▶ [DIRECTIVE] Pull every "JSON" line out of the data below.

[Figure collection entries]
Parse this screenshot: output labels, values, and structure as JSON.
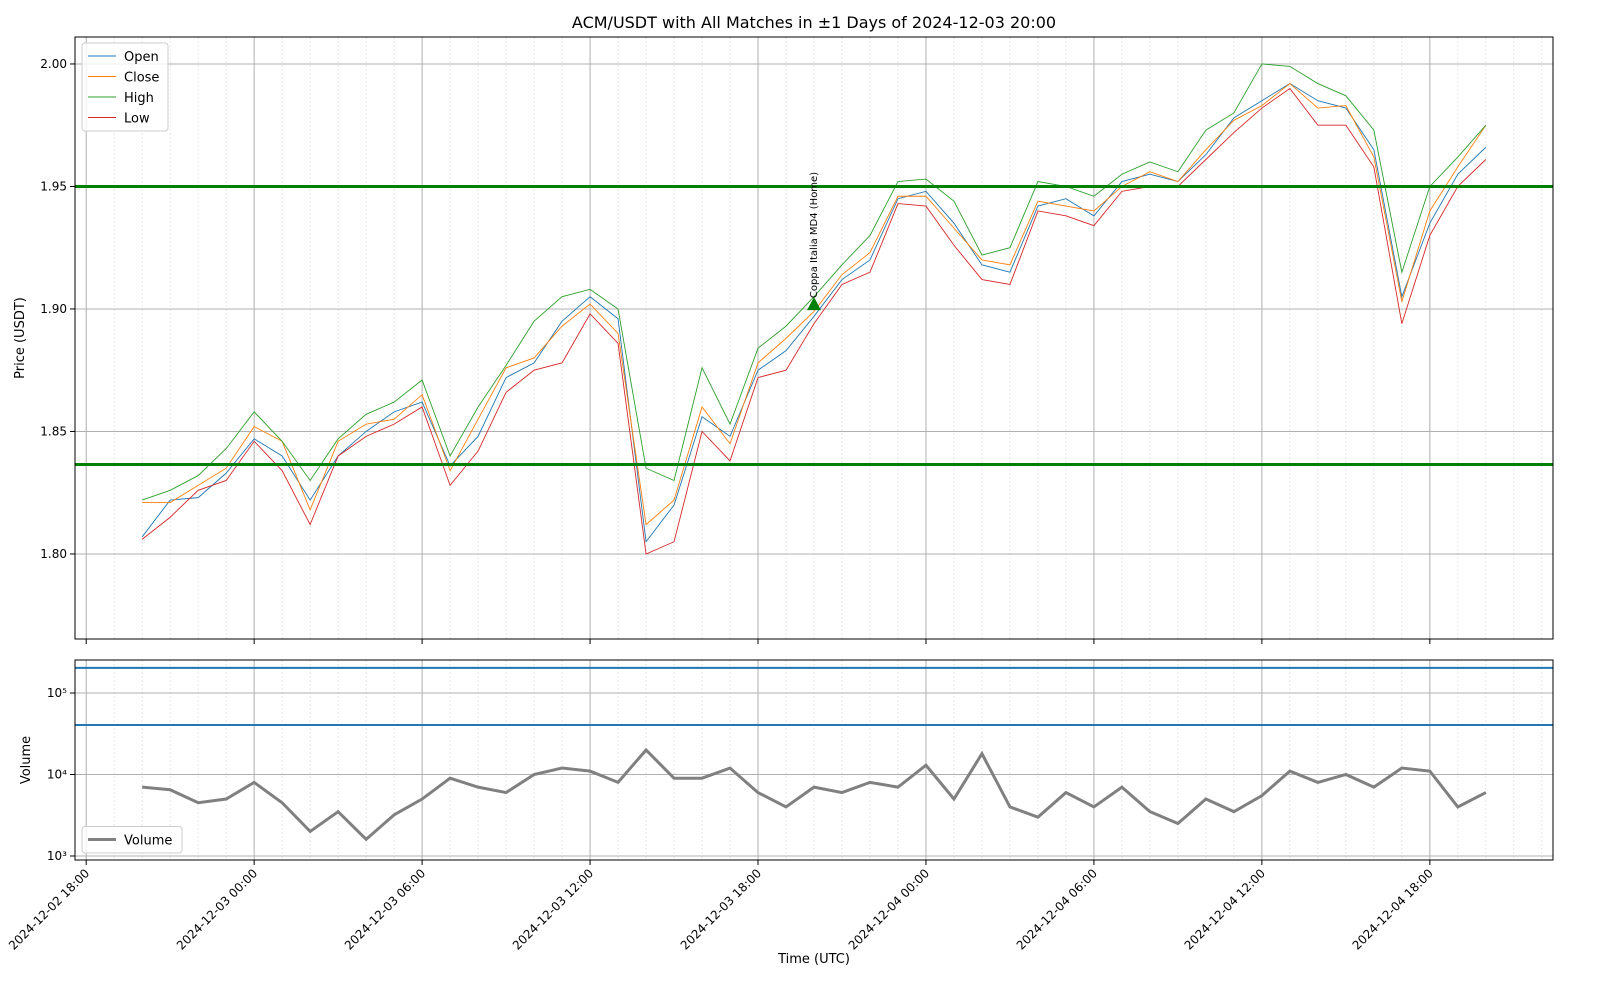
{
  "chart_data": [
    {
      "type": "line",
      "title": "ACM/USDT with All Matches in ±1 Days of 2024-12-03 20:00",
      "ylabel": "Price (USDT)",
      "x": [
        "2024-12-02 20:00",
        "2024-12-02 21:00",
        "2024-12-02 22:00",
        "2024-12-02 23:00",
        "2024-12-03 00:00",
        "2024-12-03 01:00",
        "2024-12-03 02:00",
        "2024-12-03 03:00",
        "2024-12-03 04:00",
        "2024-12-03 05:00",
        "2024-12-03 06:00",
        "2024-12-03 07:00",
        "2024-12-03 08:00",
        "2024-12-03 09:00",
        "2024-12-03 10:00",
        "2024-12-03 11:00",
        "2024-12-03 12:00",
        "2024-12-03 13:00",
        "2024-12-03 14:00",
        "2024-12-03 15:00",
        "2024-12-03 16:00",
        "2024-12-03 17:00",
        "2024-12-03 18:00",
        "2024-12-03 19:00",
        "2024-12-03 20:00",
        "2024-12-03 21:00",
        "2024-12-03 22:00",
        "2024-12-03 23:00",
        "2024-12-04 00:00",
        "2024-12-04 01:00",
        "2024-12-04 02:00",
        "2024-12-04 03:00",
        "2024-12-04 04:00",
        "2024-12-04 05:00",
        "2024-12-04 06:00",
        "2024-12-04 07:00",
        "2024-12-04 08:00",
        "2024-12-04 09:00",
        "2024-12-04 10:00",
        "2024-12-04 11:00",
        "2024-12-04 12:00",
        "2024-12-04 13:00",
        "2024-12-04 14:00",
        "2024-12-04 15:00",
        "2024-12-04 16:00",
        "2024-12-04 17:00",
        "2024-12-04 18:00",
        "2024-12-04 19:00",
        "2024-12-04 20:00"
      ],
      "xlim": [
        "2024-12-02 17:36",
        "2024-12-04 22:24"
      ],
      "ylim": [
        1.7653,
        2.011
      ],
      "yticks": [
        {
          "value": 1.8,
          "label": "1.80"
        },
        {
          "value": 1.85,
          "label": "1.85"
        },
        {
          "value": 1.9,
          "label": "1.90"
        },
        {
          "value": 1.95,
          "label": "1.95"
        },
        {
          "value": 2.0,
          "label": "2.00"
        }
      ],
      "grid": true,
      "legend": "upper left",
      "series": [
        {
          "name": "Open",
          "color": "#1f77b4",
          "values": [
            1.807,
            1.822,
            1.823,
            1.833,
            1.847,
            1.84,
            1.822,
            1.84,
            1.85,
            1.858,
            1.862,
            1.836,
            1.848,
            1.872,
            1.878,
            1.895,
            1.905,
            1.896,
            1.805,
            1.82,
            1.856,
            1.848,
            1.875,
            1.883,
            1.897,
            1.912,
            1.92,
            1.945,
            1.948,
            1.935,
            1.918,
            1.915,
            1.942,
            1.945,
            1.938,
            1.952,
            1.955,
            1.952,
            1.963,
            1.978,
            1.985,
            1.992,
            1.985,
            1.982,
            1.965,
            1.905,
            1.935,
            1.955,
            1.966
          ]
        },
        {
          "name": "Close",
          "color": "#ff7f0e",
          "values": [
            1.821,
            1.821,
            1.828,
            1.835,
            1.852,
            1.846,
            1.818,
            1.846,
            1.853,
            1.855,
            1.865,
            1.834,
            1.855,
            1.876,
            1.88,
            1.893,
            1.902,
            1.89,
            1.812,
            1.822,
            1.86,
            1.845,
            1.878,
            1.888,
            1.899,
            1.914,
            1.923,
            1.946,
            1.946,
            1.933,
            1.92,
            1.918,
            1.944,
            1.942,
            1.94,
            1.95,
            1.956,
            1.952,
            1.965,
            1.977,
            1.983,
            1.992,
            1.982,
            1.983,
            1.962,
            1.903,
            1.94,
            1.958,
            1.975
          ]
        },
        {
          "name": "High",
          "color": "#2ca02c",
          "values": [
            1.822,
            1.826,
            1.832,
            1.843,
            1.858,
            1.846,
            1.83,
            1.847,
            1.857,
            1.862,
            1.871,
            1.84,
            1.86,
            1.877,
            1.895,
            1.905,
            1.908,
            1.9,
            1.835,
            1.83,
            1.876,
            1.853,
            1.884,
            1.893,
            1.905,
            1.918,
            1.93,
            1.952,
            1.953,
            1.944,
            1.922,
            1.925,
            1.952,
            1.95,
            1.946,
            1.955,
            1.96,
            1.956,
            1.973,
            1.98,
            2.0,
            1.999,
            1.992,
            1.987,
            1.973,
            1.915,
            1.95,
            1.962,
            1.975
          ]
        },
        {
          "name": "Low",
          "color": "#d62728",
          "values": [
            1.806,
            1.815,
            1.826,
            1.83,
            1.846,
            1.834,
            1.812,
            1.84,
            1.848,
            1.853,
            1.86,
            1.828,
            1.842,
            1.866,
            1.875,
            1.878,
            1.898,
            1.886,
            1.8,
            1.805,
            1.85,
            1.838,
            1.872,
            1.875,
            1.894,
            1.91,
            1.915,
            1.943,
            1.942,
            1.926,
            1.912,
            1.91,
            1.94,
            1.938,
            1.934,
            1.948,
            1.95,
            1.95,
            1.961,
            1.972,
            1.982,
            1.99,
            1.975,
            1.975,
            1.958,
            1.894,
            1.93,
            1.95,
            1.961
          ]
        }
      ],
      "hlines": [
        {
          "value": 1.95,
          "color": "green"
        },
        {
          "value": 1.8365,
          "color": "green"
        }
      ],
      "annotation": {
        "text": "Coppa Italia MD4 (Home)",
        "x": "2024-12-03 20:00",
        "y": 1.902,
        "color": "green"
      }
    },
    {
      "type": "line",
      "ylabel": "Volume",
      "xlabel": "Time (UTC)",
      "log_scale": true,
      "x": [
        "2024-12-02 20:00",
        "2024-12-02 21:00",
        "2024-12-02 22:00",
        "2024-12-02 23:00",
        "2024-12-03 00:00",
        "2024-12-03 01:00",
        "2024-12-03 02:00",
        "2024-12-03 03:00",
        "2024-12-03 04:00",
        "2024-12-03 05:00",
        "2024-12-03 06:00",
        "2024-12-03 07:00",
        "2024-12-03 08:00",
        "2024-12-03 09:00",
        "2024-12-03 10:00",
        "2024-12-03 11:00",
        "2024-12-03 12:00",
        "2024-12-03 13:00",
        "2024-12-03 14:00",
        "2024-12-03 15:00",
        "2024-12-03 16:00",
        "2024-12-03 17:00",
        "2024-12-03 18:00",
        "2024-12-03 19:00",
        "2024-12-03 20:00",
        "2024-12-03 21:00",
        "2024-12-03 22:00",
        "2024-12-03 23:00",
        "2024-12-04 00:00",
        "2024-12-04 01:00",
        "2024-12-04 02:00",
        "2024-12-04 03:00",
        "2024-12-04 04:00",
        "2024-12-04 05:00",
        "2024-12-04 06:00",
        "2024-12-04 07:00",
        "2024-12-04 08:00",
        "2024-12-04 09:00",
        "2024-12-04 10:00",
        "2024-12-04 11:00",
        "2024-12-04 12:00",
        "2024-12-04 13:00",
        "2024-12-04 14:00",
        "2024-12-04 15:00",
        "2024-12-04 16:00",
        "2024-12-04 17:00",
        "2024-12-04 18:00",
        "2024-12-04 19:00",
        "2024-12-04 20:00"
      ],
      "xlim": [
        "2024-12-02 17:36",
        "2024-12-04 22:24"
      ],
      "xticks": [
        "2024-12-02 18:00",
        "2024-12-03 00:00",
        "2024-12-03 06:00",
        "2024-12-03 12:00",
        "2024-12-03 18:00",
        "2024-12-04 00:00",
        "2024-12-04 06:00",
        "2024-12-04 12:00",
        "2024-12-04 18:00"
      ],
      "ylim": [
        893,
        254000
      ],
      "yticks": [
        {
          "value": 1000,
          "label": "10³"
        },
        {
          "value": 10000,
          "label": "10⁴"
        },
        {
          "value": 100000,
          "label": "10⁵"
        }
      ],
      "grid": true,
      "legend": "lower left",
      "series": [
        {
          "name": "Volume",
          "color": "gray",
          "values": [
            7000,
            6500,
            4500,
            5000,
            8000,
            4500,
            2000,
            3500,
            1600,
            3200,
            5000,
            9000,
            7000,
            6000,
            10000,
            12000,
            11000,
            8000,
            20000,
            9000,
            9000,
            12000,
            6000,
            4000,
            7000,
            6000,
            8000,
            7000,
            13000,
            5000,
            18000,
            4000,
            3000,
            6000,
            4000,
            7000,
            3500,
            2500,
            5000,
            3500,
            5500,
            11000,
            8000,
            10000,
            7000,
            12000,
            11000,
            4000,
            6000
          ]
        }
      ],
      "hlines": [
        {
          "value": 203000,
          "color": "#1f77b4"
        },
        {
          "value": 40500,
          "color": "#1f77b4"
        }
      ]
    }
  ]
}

--

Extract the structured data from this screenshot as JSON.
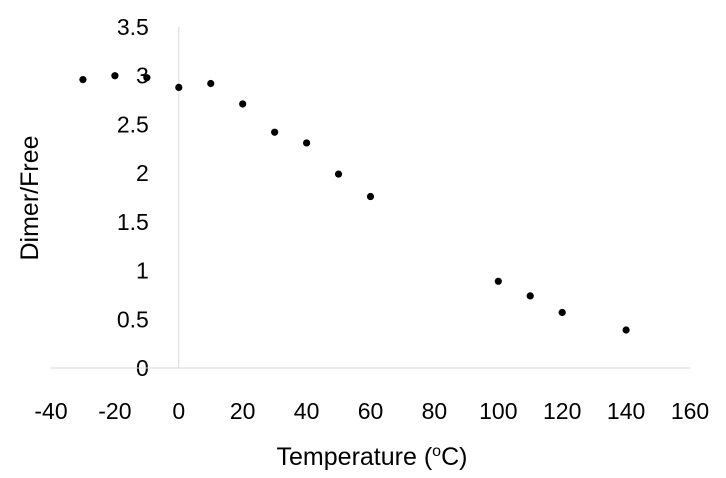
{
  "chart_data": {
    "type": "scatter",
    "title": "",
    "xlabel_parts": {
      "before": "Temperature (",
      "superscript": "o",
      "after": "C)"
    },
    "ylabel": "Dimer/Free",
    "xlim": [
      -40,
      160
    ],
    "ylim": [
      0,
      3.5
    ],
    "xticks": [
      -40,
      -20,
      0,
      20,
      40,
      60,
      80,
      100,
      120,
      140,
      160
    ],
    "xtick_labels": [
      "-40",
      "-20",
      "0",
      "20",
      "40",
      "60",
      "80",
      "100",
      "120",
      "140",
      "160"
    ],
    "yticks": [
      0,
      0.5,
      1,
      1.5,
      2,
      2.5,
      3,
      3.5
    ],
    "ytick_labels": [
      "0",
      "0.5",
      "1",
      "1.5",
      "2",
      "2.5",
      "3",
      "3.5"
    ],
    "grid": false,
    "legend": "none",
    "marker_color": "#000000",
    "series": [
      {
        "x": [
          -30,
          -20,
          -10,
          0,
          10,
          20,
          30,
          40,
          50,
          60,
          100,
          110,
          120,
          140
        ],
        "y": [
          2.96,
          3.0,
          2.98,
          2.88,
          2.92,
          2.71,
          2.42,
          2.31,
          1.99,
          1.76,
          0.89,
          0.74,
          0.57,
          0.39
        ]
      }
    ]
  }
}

▶ [RESULT]
Parse this screenshot: output labels, values, and structure as JSON.
Extract the structured data from this screenshot as JSON.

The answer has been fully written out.